* **PAGE TEXT**:
--------------------------------------------------

There is a marked distinction between negotiation with criminals and fraudsters who force concessions from Government using the strategy of attacks on oil installations, on the one hand; and dialogue with genuinely concerned citizens and leaders of the region who are committed to meaningfully engage Government on the vexed Niger Delta question. Rather than applying the fast-tracked appeasement strategy which, from experience, would only end up creating pockets of billionaires and more sophisticated warlords and emerging “generals,” the federal government should frontally take on by direct intervention the real issue- correcting the development imbalance of the Niger Delta region for the common good of the people of the area.

At least the former vice president and the Turaki Adamawa, Atiku Abubakar no doubt, has shown he has a firm grasp of the crux of the agitation by the Niger Delta region and that the emergence of militancy in the first instance was to force attention to the real issues of criminal neglect and nonchalance of the federal government (including Jonathan’s government) to the plight of the people that bear the direct brunt of oil exploitation activities in this country.

How apt was Atiku’s posit on his facebook page when he said: “Bring peace and development to the Niger Delta and they will stop blowing up pipelines. Then, we will get gas and then power can be stable, but until then, we will not get it.”

So it’s clear that sometimes solutions to most of the socio-political misgivings of this country are not all about party affiliation or tribal sentiments but about a mindset of a nationalist or rather a broad-minded patriot who can be bold enough to think outside the box and also take tangible steps to produce desired results.

--------------------------------------------------

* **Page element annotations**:

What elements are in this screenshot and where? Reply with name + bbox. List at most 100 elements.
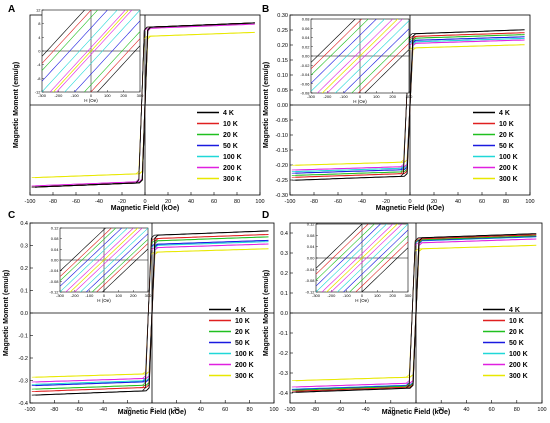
y-tick-label: 0.0	[280, 311, 288, 317]
legend-label: 4 K	[235, 307, 246, 314]
inset-loop-branch	[60, 228, 123, 287]
inset-y-tick-label: 0.08	[302, 17, 311, 22]
inset-x-tick-label: -100	[85, 293, 94, 298]
legend-label: 50 K	[509, 340, 524, 347]
panel-letter: C	[8, 210, 15, 221]
y-tick-label: 0.00	[277, 103, 288, 109]
inset-loop-branch	[96, 45, 140, 92]
x-tick-label: 80	[514, 407, 520, 413]
inset-loop-branch	[91, 238, 148, 292]
inset-loop-branch	[42, 10, 108, 82]
legend-label: 20 K	[509, 329, 524, 336]
x-tick-label: 0	[414, 407, 417, 413]
x-axis-label: Magnetic Field (kOe)	[118, 409, 186, 416]
chart-panel-c: C-100 -80 -60 -40 -20 0 20 40 60 80 100-0.4-0.3-0.…	[3, 210, 279, 416]
inset-loop-branch	[69, 228, 139, 292]
x-tick-label: 80	[234, 199, 240, 205]
y-tick-label: 0.2	[20, 266, 28, 272]
inset-loop-branch	[317, 19, 394, 93]
legend-label: 100 K	[235, 351, 254, 358]
y-tick-label: 0.20	[277, 43, 288, 49]
x-tick-label: -80	[311, 407, 319, 413]
inset-loops	[42, 10, 140, 92]
chart-panel-d: D-100 -80 -60 -40 -20 0 20 40 60 80 100-0.4-0.3-0.…	[262, 210, 547, 416]
inset-loop-branch	[349, 235, 408, 292]
x-tick-label: 60	[211, 199, 217, 205]
inset-x-tick-label: -300	[307, 94, 316, 99]
legend-label: 100 K	[509, 351, 528, 358]
inset-plot: -300 -200 -100 0 100 200 300 -12 -8 -4 0 4 8 12 H (Oe)	[35, 8, 144, 104]
inset-loop-branch	[101, 248, 148, 292]
inset-x-tick-label: 200	[120, 93, 127, 98]
y-tick-label: -0.1	[279, 331, 288, 337]
x-tick-label: 100	[537, 407, 546, 413]
x-tick-label: -40	[362, 407, 370, 413]
inset-loop-branch	[60, 228, 107, 272]
legend-label: 200 K	[509, 362, 528, 369]
inset-x-tick-label: 0	[90, 93, 93, 98]
inset-y-tick-label: -0.08	[305, 278, 315, 283]
series-line-return	[31, 230, 265, 396]
x-tick-label: 20	[173, 407, 179, 413]
x-tick-label: 0	[143, 199, 146, 205]
inset-loop-branch	[336, 224, 408, 292]
x-tick-label: -80	[49, 199, 57, 205]
y-tick-label: -0.30	[275, 193, 288, 199]
y-tick-label: -0.05	[275, 118, 288, 124]
y-tick-label: -0.4	[279, 391, 288, 397]
inset-loop-branch	[321, 19, 399, 93]
inset-x-label: H (Oe)	[355, 298, 369, 303]
x-tick-label: -80	[310, 199, 318, 205]
inset-y-tick-label: 0.12	[307, 222, 316, 227]
inset-loop-branch	[60, 228, 112, 277]
inset-y-tick-label: -4	[37, 62, 41, 67]
inset-loop-branch	[96, 243, 148, 292]
inset-x-tick-label: -100	[343, 293, 352, 298]
inset-loop-branch	[330, 224, 403, 292]
inset-y-tick-label: 0.06	[302, 26, 311, 31]
x-tick-label: -60	[75, 407, 83, 413]
y-tick-label: -0.2	[19, 356, 28, 362]
x-tick-label: 40	[198, 407, 204, 413]
legend-label: 10 K	[499, 121, 514, 128]
inset-x-tick-label: -300	[312, 293, 321, 298]
x-tick-label: 60	[479, 199, 485, 205]
inset-loop-branch	[42, 10, 118, 92]
inset-plot: -300 -200 -100 0 100 200 300 -0.08 -0.06 -0.04 -0.…	[300, 17, 413, 105]
x-tick-label: -60	[336, 407, 344, 413]
legend-label: 10 K	[235, 318, 250, 325]
x-tick-label: -80	[50, 407, 58, 413]
x-axis-label: Magnetic Field (kOe)	[382, 409, 450, 416]
x-axis-label: Magnetic Field (kOe)	[111, 205, 179, 212]
legend-label: 4 K	[499, 110, 510, 117]
y-tick-label: -0.25	[275, 178, 288, 184]
y-tick-label: 0.05	[277, 88, 288, 94]
inset-x-tick-label: -200	[54, 93, 63, 98]
y-tick-label: 0.10	[277, 73, 288, 79]
x-tick-label: 0	[408, 199, 411, 205]
inset-x-label: H (Oe)	[84, 98, 98, 103]
inset-loop-branch	[361, 247, 408, 292]
y-tick-label: 0.4	[20, 221, 28, 227]
inset-loops	[316, 224, 408, 292]
inset-x-tick-label: 100	[115, 293, 122, 298]
inset-y-tick-label: 0.04	[51, 247, 60, 252]
inset-y-tick-label: -0.04	[49, 268, 59, 273]
panel-letter: D	[262, 210, 269, 221]
y-axis-label: Magnetic Moment (emu/g)	[263, 270, 270, 356]
inset-y-tick-label: -8	[37, 76, 41, 81]
legend-label: 20 K	[499, 132, 514, 139]
y-tick-label: 0.0	[20, 311, 28, 317]
inset-loop-branch	[316, 224, 381, 287]
x-tick-label: -100	[284, 199, 295, 205]
inset-loop-branch	[316, 224, 375, 281]
y-tick-label: 0.30	[277, 13, 288, 19]
inset-loop-branch	[311, 19, 377, 84]
y-axis-label: Magnetic Moment (emu/g)	[13, 62, 20, 148]
inset-loop-branch	[52, 10, 130, 92]
inset-x-tick-label: 300	[405, 293, 412, 298]
legend-label: 300 K	[223, 176, 242, 183]
x-tick-label: -20	[382, 199, 390, 205]
panel-letter: A	[8, 4, 15, 15]
x-axis-label: Magnetic Field (kOe)	[376, 205, 444, 212]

--------------------------------------------------

* **TASKS AND EXERCISES**:
1. According to the Niger Delta commentary, where did Atiku Abubakar post his remark about bringing peace and development to the region?
2. Pick up the Niger Delta commentary after its last sentence and keep writing.

* **ANSWER SET**:
1. On his Facebook page.

2.
Whether he wants to contest or not, as being insinuated in some quarters, can anybody contravene the truth in the posting? Atiku has successful business investments in the Niger Delta and other parts of Nigeria. So he will not joke with the region because he knows the consequences. And indirectly, Nigeria will be better for such paradigm shift in attitude towards physical development of the Niger Delta region that produces the commodity that pays for almost everything that happens in the socio-economic and even political life of this country.

As said by the International Crisis Group in one of its report on the violence in the Niger Delta, the Federal Government’s bark has always been a lot worse than its bite. Their rhetoric has always been pitched to the outside world to reassure international partners that they are doing something.

Instead of focusing on security, what is stopping the government from embarking on a broad and effective campaign to address the grinding poverty, environmental degradation, and political alienation of those living in the midst of the country’s oil wealth? the situation is bound to deteriorate again in a short period of time.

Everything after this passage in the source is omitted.